— begin Materials provided —
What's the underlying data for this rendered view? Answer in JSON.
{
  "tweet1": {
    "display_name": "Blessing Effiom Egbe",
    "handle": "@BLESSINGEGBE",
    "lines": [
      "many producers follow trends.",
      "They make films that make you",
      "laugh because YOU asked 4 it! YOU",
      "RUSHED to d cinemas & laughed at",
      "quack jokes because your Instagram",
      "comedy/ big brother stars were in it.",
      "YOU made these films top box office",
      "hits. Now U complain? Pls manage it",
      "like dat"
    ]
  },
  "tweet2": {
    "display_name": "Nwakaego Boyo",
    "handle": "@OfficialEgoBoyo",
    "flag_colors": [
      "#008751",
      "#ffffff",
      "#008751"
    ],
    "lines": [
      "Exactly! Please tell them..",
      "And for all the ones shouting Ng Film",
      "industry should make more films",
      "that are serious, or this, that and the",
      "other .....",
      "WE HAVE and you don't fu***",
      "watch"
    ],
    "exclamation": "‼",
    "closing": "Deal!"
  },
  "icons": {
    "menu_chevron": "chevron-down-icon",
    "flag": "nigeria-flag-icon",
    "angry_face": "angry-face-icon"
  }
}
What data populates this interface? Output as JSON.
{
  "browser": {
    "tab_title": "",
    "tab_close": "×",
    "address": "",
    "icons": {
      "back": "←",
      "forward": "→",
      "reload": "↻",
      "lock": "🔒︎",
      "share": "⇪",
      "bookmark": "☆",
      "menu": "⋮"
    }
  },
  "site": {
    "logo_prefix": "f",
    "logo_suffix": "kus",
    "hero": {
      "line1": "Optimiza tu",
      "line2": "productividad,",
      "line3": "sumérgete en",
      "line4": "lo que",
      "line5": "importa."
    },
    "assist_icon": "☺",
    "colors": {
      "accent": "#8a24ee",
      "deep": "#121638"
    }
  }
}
— end Materials provided —
Aim of the task: All of the records must be repeated exactly.

Output:
What's the underlying data for this rendered view? Answer in JSON.
{
  "tweet1": {
    "display_name": "Blessing Effiom Egbe",
    "handle": "@BLESSINGEGBE",
    "lines": [
      "many producers follow trends.",
      "They make films that make you",
      "laugh because YOU asked 4 it! YOU",
      "RUSHED to d cinemas & laughed at",
      "quack jokes because your Instagram",
      "comedy/ big brother stars were in it.",
      "YOU made these films top box office",
      "hits. Now U complain? Pls manage it",
      "like dat"
    ]
  },
  "tweet2": {
    "display_name": "Nwakaego Boyo",
    "handle": "@OfficialEgoBoyo",
    "flag_colors": [
      "#008751",
      "#ffffff",
      "#008751"
    ],
    "lines": [
      "Exactly! Please tell them..",
      "And for all the ones shouting Ng Film",
      "industry should make more films",
      "that are serious, or this, that and the",
      "other .....",
      "WE HAVE and you don't fu***",
      "watch"
    ],
    "exclamation": "‼",
    "closing": "Deal!"
  },
  "icons": {
    "menu_chevron": "chevron-down-icon",
    "flag": "nigeria-flag-icon",
    "angry_face": "angry-face-icon"
  }
}
What data populates this interface? Output as JSON.
{
  "browser": {
    "tab_title": "",
    "tab_close": "×",
    "address": "",
    "icons": {
      "back": "←",
      "forward": "→",
      "reload": "↻",
      "lock": "🔒︎",
      "share": "⇪",
      "bookmark": "☆",
      "menu": "⋮"
    }
  },
  "site": {
    "logo_prefix": "f",
    "logo_suffix": "kus",
    "hero": {
      "line1": "Optimiza tu",
      "line2": "productividad,",
      "line3": "sumérgete en",
      "line4": "lo que",
      "line5": "importa."
    },
    "assist_icon": "☺",
    "colors": {
      "accent": "#8a24ee",
      "deep": "#121638"
    }
  }
}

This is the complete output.